Saved entries
^^^^^^^^^^^^^^^^

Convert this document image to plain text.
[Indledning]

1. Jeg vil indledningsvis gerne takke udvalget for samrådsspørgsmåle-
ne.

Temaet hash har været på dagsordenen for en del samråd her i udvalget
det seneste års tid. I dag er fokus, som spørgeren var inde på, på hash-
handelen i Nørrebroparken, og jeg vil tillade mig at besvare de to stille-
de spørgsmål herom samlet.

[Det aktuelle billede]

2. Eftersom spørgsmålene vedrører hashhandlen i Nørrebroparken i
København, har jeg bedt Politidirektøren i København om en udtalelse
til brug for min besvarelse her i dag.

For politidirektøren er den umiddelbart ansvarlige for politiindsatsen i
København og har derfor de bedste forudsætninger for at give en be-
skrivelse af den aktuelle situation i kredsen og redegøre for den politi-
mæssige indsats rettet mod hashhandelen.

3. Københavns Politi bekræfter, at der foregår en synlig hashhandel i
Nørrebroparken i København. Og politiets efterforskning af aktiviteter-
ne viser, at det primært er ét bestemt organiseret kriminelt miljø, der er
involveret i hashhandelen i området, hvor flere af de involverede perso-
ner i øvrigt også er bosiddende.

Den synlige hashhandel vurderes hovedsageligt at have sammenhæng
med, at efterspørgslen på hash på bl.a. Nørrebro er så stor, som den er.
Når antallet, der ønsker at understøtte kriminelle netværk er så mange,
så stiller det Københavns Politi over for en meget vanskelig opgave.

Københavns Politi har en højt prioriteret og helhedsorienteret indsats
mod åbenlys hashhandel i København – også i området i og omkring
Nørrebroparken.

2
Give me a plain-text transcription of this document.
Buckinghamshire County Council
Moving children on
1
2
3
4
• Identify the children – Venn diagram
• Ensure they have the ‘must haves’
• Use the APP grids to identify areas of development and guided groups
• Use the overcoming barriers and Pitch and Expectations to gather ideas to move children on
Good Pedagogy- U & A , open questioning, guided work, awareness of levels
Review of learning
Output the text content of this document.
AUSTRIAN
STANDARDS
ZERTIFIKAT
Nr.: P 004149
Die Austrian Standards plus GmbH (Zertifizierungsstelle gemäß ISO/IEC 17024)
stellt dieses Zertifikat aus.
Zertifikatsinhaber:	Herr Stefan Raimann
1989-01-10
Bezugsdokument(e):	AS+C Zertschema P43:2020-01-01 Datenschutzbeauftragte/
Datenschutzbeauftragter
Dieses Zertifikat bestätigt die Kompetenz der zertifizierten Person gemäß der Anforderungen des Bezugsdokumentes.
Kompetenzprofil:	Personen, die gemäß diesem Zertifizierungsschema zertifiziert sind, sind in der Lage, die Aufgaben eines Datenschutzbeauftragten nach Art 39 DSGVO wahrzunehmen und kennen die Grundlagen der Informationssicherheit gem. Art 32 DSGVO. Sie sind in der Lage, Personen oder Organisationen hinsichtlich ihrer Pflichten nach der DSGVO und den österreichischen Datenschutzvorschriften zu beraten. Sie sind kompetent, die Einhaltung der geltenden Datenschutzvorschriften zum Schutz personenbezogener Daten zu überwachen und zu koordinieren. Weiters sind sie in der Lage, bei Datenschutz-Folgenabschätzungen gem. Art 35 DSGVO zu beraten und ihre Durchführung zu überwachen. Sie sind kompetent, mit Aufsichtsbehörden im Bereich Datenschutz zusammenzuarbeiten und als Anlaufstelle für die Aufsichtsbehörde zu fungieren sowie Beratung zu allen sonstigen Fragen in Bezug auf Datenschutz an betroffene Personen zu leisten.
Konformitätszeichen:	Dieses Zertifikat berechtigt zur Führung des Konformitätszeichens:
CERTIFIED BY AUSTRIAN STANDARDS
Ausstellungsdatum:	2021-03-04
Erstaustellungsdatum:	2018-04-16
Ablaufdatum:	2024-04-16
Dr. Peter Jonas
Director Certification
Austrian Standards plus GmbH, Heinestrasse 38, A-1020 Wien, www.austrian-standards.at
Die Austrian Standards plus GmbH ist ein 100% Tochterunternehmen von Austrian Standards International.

^^^^^^^^^^^^^^^^

How many lines in the records above hold the word "området"? Give only the number.

● TASK RESPONSE:
2